What the exercise asks: Sort through the entries below and pull out lines containing the word "kitchen".

Record excerpts:
--

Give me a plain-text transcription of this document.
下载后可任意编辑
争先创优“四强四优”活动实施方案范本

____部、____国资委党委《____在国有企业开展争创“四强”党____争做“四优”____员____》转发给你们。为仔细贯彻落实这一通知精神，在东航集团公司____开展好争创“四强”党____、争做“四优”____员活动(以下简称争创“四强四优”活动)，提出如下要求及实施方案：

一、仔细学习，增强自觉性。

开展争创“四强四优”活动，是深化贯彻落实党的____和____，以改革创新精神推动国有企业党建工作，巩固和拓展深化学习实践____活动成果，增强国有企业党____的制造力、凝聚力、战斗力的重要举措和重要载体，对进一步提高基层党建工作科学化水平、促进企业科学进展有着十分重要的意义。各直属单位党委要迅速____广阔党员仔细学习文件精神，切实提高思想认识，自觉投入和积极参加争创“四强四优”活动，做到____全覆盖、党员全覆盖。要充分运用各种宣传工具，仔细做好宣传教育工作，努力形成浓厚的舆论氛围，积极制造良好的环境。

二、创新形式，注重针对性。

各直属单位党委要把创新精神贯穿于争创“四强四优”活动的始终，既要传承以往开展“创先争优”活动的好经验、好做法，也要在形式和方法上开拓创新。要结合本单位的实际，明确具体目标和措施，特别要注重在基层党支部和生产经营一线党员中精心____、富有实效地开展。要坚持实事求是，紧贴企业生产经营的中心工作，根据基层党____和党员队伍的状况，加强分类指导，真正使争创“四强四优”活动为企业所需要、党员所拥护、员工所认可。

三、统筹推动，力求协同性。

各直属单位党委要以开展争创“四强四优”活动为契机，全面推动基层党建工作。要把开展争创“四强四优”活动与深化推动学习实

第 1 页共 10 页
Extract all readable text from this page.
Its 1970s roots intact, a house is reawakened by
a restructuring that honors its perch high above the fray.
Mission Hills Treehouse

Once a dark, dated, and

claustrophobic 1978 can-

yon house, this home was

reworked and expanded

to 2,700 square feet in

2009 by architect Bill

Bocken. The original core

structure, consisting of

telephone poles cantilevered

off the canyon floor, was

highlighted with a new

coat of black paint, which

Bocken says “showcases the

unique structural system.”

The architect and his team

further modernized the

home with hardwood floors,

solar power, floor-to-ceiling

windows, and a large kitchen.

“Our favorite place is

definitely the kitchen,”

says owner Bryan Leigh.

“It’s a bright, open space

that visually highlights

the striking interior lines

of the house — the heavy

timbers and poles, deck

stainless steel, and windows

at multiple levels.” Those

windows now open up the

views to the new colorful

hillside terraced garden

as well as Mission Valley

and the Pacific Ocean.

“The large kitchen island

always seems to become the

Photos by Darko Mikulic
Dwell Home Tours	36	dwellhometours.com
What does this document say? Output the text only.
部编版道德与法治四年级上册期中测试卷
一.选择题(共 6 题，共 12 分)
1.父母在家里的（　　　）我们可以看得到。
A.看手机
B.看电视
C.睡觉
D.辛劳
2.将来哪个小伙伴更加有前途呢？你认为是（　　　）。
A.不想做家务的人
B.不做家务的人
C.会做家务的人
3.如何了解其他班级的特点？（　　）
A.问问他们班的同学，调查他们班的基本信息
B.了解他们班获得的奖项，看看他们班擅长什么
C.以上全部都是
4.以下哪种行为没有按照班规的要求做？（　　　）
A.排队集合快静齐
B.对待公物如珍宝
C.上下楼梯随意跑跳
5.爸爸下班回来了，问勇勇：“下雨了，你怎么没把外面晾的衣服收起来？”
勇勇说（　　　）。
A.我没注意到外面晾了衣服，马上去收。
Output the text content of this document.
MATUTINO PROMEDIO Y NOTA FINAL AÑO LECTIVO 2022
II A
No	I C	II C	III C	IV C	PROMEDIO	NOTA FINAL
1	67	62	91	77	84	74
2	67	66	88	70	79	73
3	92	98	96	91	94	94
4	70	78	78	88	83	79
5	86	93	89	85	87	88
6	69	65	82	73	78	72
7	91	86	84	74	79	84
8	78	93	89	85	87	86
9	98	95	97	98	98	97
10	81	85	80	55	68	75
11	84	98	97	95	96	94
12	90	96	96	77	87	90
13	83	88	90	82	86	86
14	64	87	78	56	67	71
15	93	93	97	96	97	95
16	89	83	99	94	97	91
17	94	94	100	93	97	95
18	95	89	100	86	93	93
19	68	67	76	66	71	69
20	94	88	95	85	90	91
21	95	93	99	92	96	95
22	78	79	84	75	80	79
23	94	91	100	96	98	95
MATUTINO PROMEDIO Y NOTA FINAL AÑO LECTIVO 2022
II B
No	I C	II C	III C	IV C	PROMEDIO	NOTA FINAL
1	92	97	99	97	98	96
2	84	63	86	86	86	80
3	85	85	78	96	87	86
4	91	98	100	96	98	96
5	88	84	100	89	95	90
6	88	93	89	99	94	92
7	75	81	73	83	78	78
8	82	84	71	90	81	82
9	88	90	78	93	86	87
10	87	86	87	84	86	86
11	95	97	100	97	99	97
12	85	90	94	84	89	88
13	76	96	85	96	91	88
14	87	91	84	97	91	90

--

Problem solution:
windows, and a large kitchen.
definitely the kitchen,”
“The large kitchen island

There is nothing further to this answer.